# Required work
List every line below containing "przemocy".

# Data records
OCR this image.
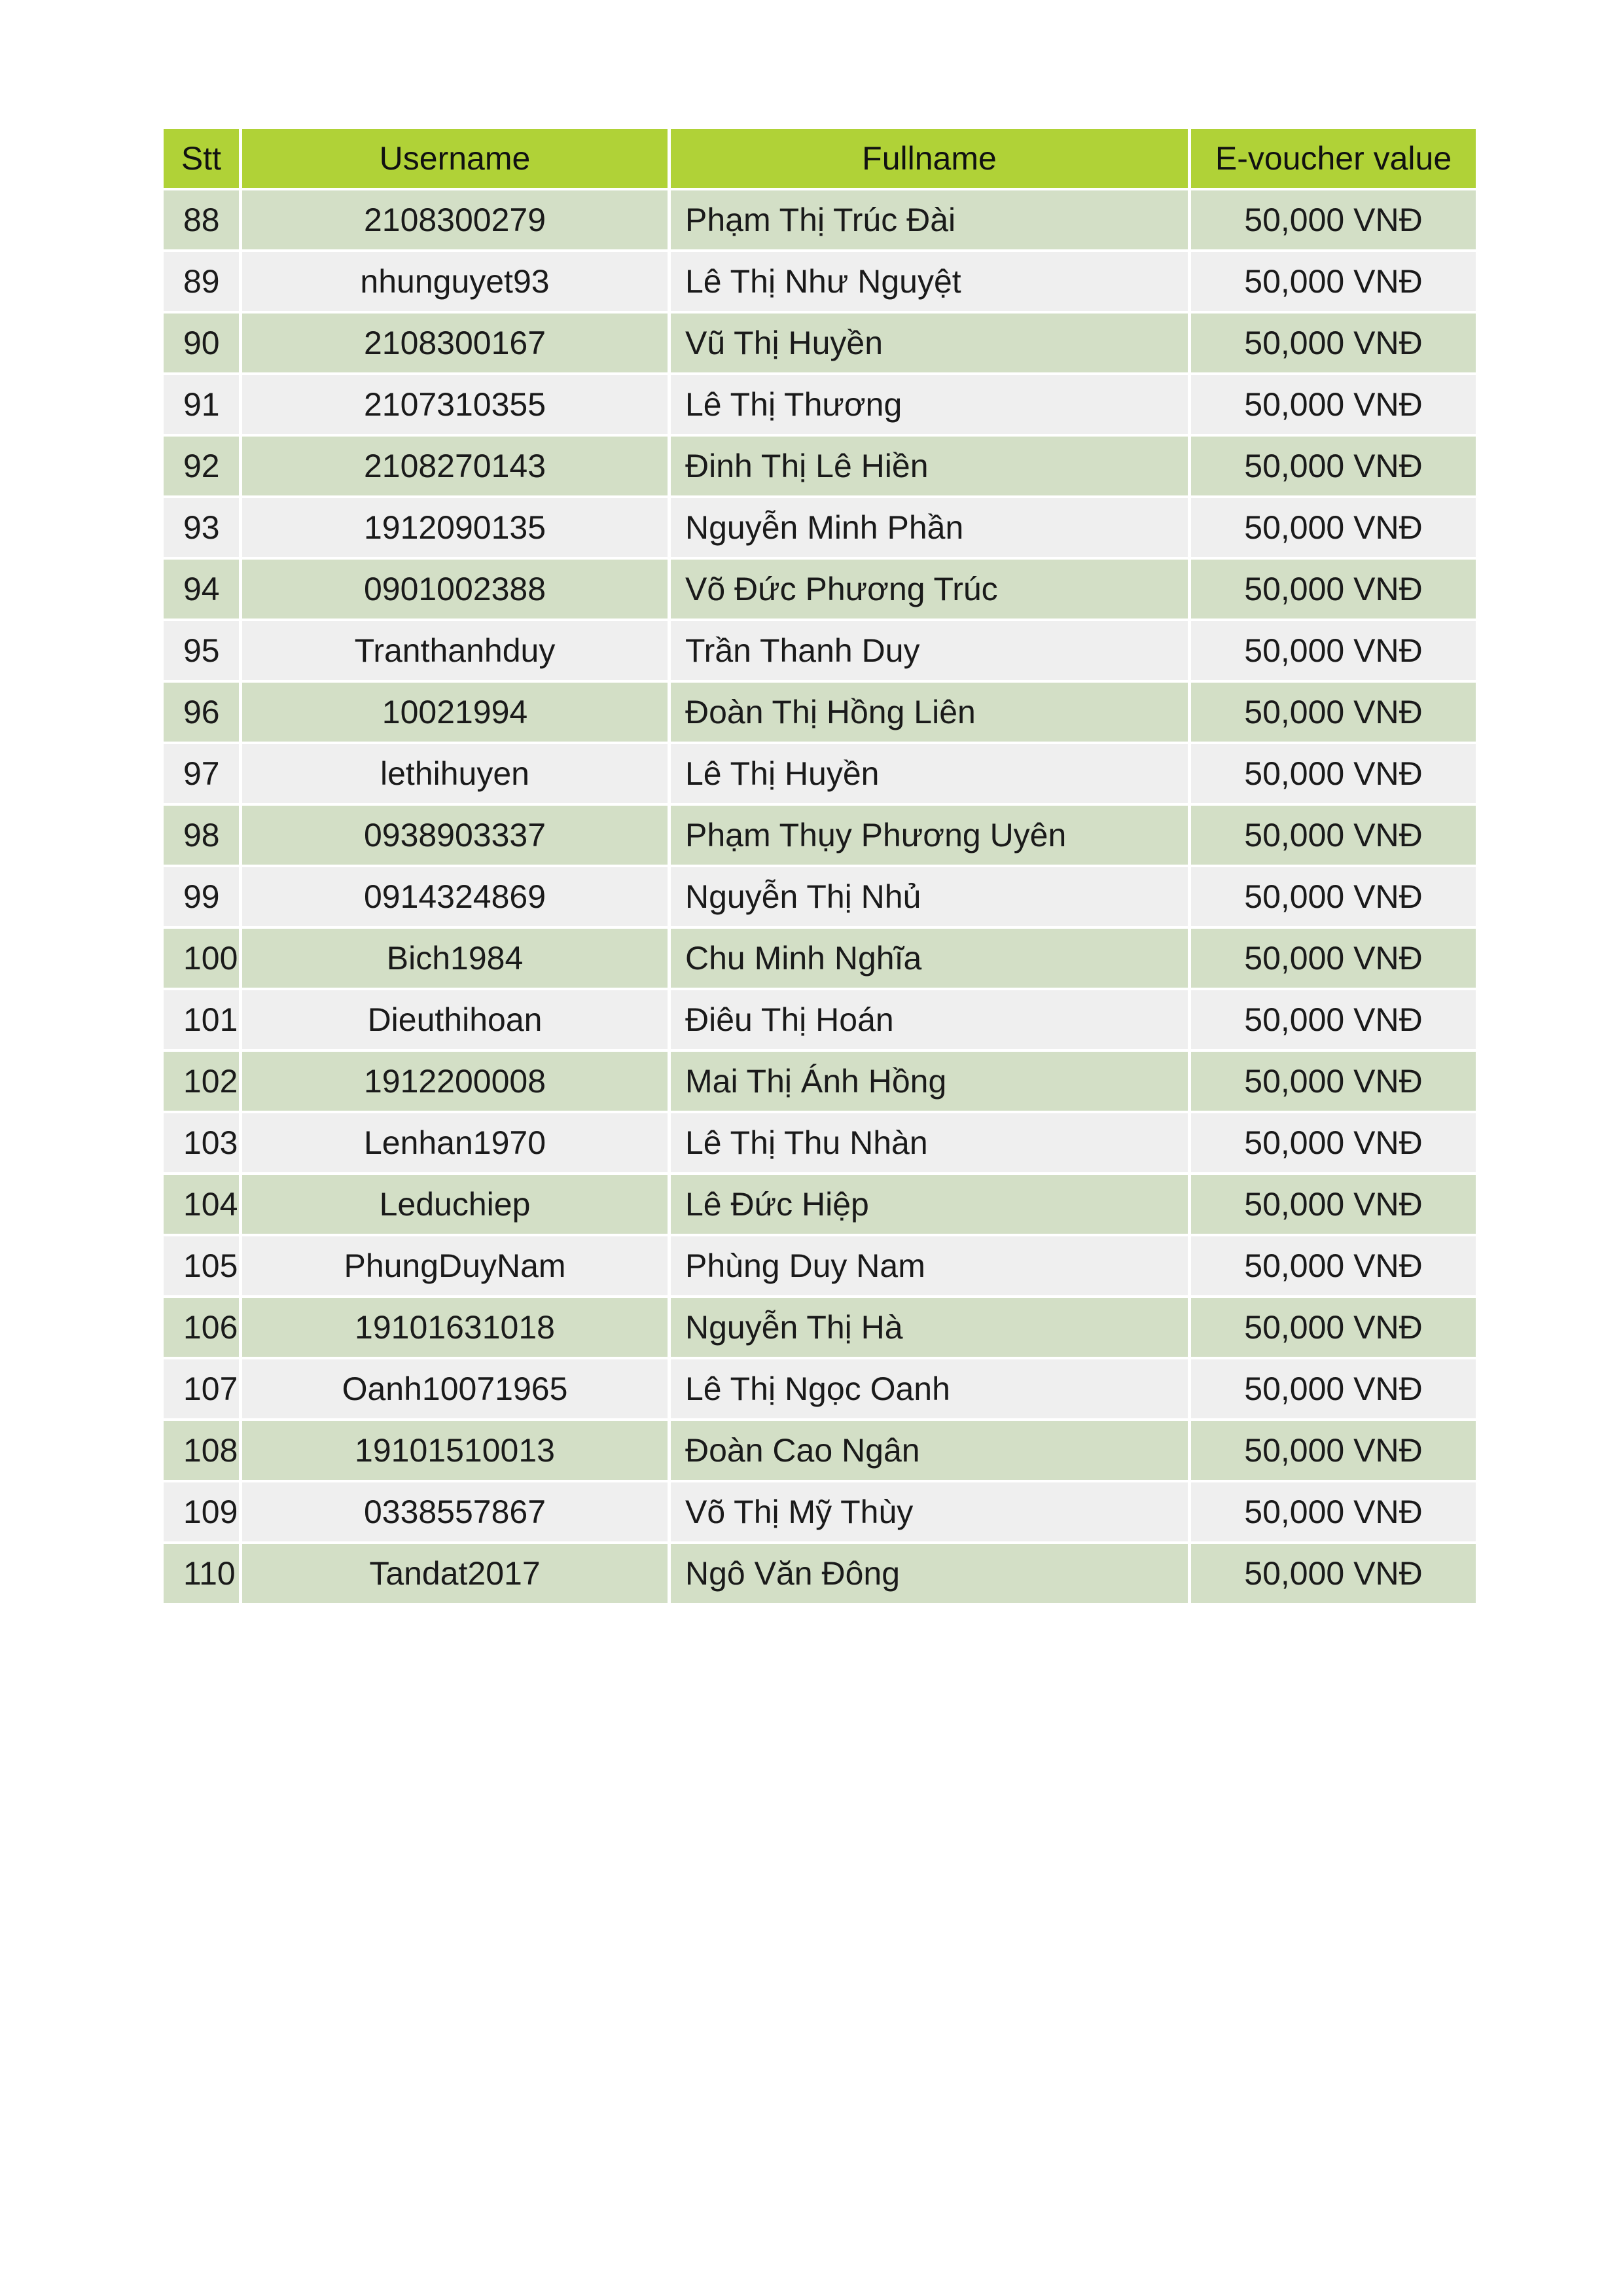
Stt	Username	Fullname	E-voucher value
88	2108300279	Phạm Thị Trúc Đài	50,000 VNĐ
89	nhunguyet93	Lê Thị Như Nguyệt	50,000 VNĐ
90	2108300167	Vũ Thị Huyền	50,000 VNĐ
91	2107310355	Lê Thị Thương	50,000 VNĐ
92	2108270143	Đinh Thị Lê Hiền	50,000 VNĐ
93	1912090135	Nguyễn Minh Phần	50,000 VNĐ
94	0901002388	Võ Đức Phương Trúc	50,000 VNĐ
95	Tranthanhduy	Trần Thanh Duy	50,000 VNĐ
96	10021994	Đoàn Thị Hồng Liên	50,000 VNĐ
97	lethihuyen	Lê Thị Huyền	50,000 VNĐ
98	0938903337	Phạm Thụy Phương Uyên	50,000 VNĐ
99	0914324869	Nguyễn Thị Nhủ	50,000 VNĐ
100	Bich1984	Chu Minh Nghĩa	50,000 VNĐ
101	Dieuthihoan	Điêu Thị Hoán	50,000 VNĐ
102	1912200008	Mai Thị Ánh Hồng	50,000 VNĐ
103	Lenhan1970	Lê Thị Thu Nhàn	50,000 VNĐ
104	Leduchiep	Lê Đức Hiệp	50,000 VNĐ
105	PhungDuyNam	Phùng Duy Nam	50,000 VNĐ
106	19101631018	Nguyễn Thị Hà	50,000 VNĐ
107	Oanh10071965	Lê Thị Ngọc Oanh	50,000 VNĐ
108	19101510013	Đoàn Cao Ngân	50,000 VNĐ
109	0338557867	Võ Thị Mỹ Thùy	50,000 VNĐ
110	Tandat2017	Ngô Văn Đông	50,000 VNĐ
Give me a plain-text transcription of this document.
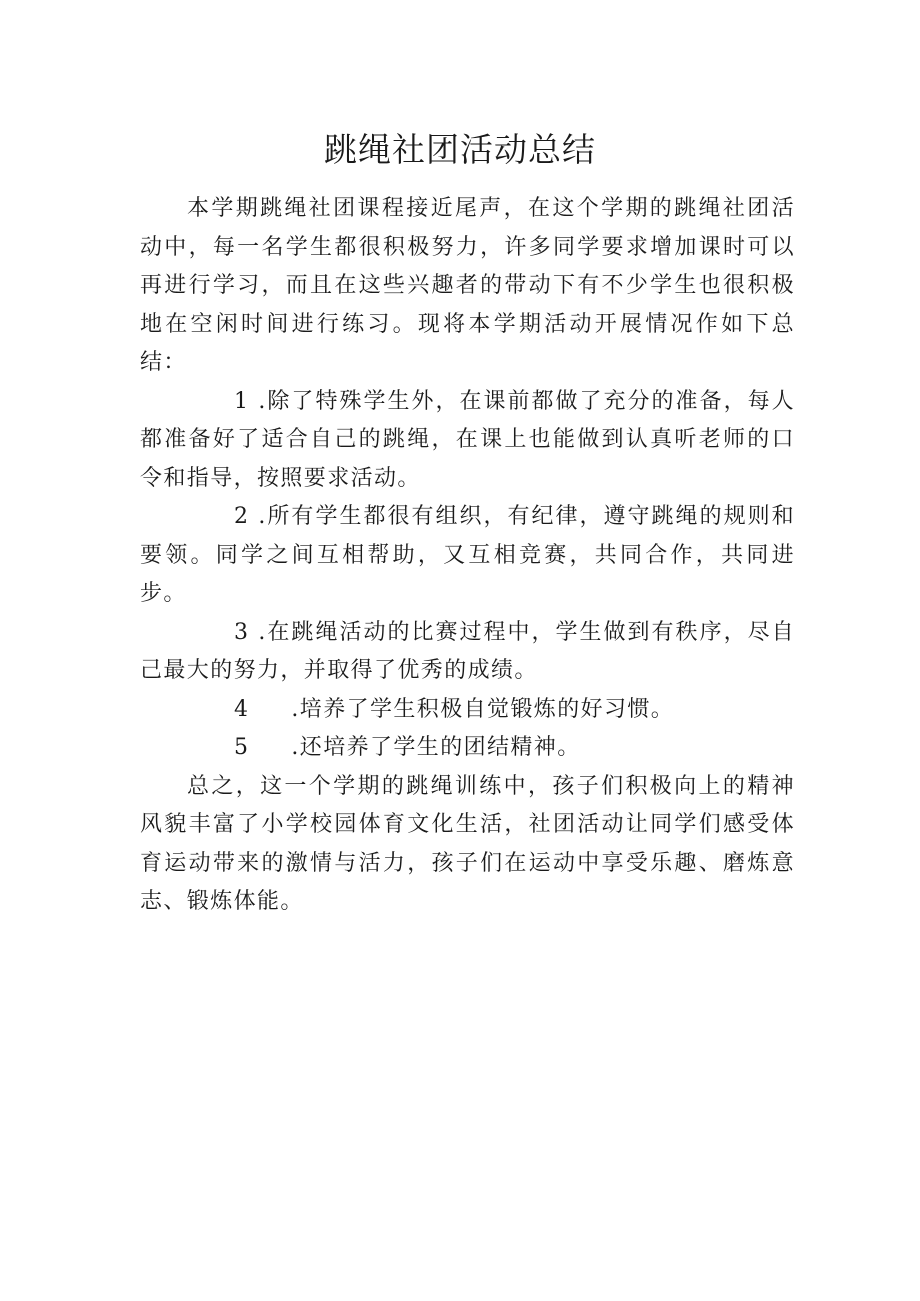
跳绳社团活动总结

本学期跳绳社团课程接近尾声，在这个学期的跳绳社团活动中，每一名学生都很积极努力，许多同学要求增加课时可以再进行学习，而且在这些兴趣者的带动下有不少学生也很积极地在空闲时间进行练习。现将本学期活动开展情况作如下总结：

1 .除了特殊学生外，在课前都做了充分的准备，每人都准备好了适合自己的跳绳，在课上也能做到认真听老师的口令和指导，按照要求活动。

2 .所有学生都很有组织，有纪律，遵守跳绳的规则和要领。同学之间互相帮助，又互相竞赛，共同合作，共同进步。

3 .在跳绳活动的比赛过程中，学生做到有秩序，尽自己最大的努力，并取得了优秀的成绩。

4 .培养了学生积极自觉锻炼的好习惯。

5 .还培养了学生的团结精神。

总之，这一个学期的跳绳训练中，孩子们积极向上的精神风貌丰富了小学校园体育文化生活，社团活动让同学们感受体育运动带来的激情与活力，孩子们在运动中享受乐趣、磨炼意志、锻炼体能。
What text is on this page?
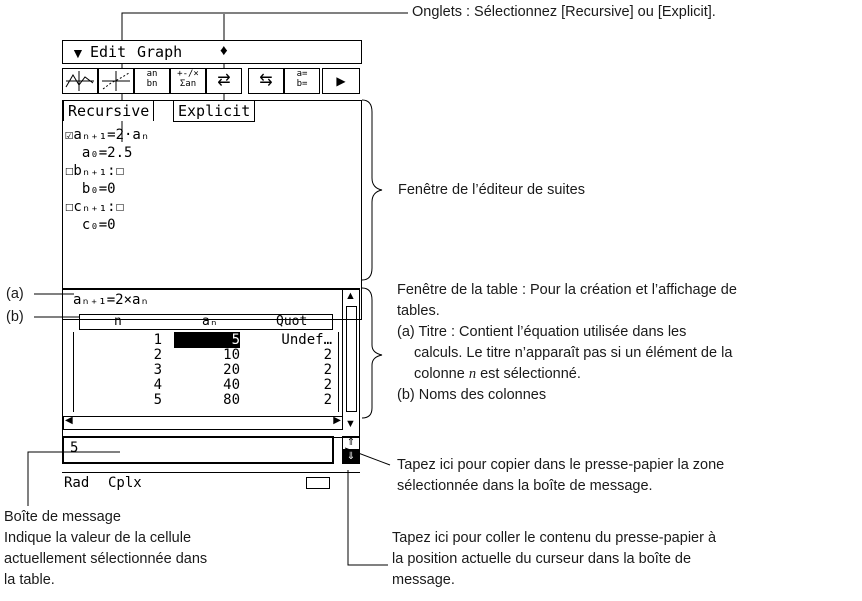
▼ Edit Graph	♦
an
bn
+-/×
Σan	⇄	⇆	a=
b=	▶
Recursive	Explicit
☑aₙ₊₁=2·aₙ
a₀=2.5
☐bₙ₊₁:☐
b₀=0
☐cₙ₊₁:☐
c₀=0
aₙ₊₁=2×aₙ
n	aₙ	Quot
1	5	Undef…
2	10	2
3	20	2
4	40	2
5	80	2
◀	▶
▲
▼
5	⇑
⇓
Rad Cplx
Onglets : Sélectionnez [Recursive] ou [Explicit].
Fenêtre de l’éditeur de suites
Fenêtre de la table : Pour la création et l’affichage de
tables.
(a) Titre : Contient l’équation utilisée dans les
calculs. Le titre n’apparaît pas si un élément de la
colonne n est sélectionné.
(b) Noms des colonnes
(a)
(b)
Tapez ici pour copier dans le presse-papier la zone
sélectionnée dans la boîte de message.
Tapez ici pour coller le contenu du presse-papier à
la position actuelle du curseur dans la boîte de
message.
Boîte de message
Indique la valeur de la cellule
actuellement sélectionnée dans
la table.
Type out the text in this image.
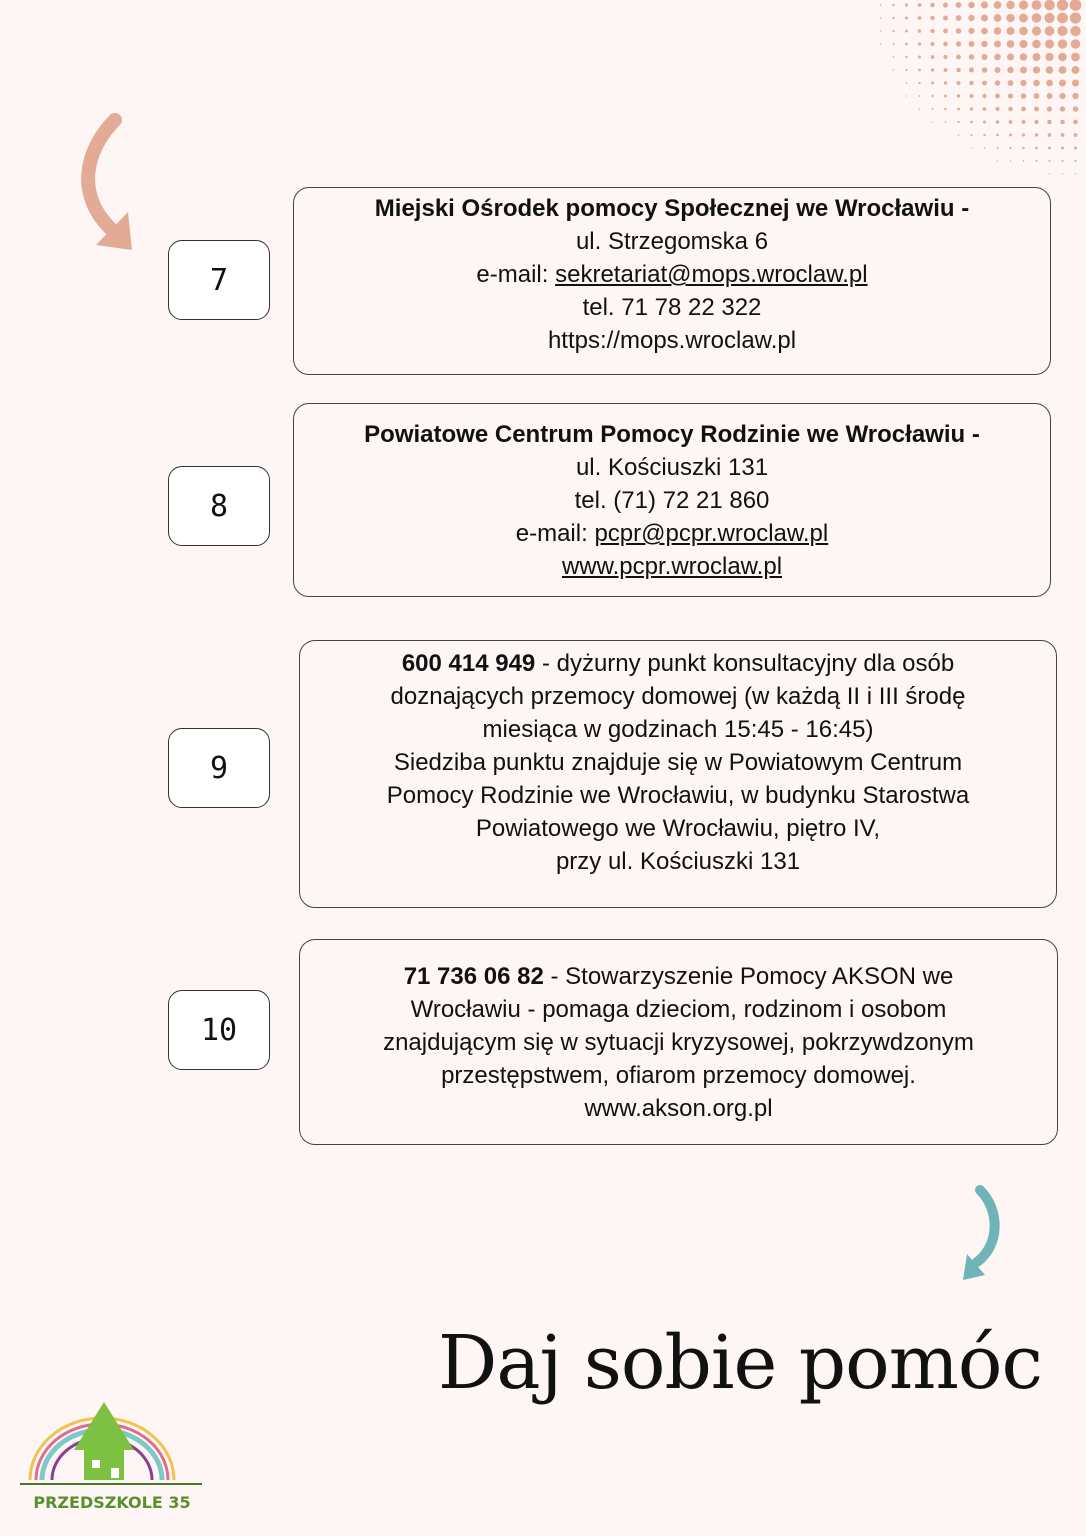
7
Miejski Ośrodek pomocy Społecznej we Wrocławiu -
ul. Strzegomska 6
e-mail: sekretariat@mops.wroclaw.pl
tel. 71 78 22 322
https://mops.wroclaw.pl
8
Powiatowe Centrum Pomocy Rodzinie we Wrocławiu -
ul. Kościuszki 131
tel. (71) 72 21 860
e-mail: pcpr@pcpr.wroclaw.pl
www.pcpr.wroclaw.pl
9
600 414 949 - dyżurny punkt konsultacyjny dla osób
doznających przemocy domowej (w każdą II i III środę
miesiąca w godzinach 15:45 - 16:45)
Siedziba punktu znajduje się w Powiatowym Centrum
Pomocy Rodzinie we Wrocławiu, w budynku Starostwa
Powiatowego we Wrocławiu, piętro IV,
przy ul. Kościuszki 131
10
71 736 06 82 - Stowarzyszenie Pomocy AKSON we
Wrocławiu - pomaga dzieciom, rodzinom i osobom
znajdującym się w sytuacji kryzysowej, pokrzywdzonym
przestępstwem, ofiarom przemocy domowej.
www.akson.org.pl
Daj sobie pomóc
PRZEDSZKOLE 35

# Output for this exercise
doznających przemocy domowej (w każdą II i III środę
przestępstwem, ofiarom przemocy domowej.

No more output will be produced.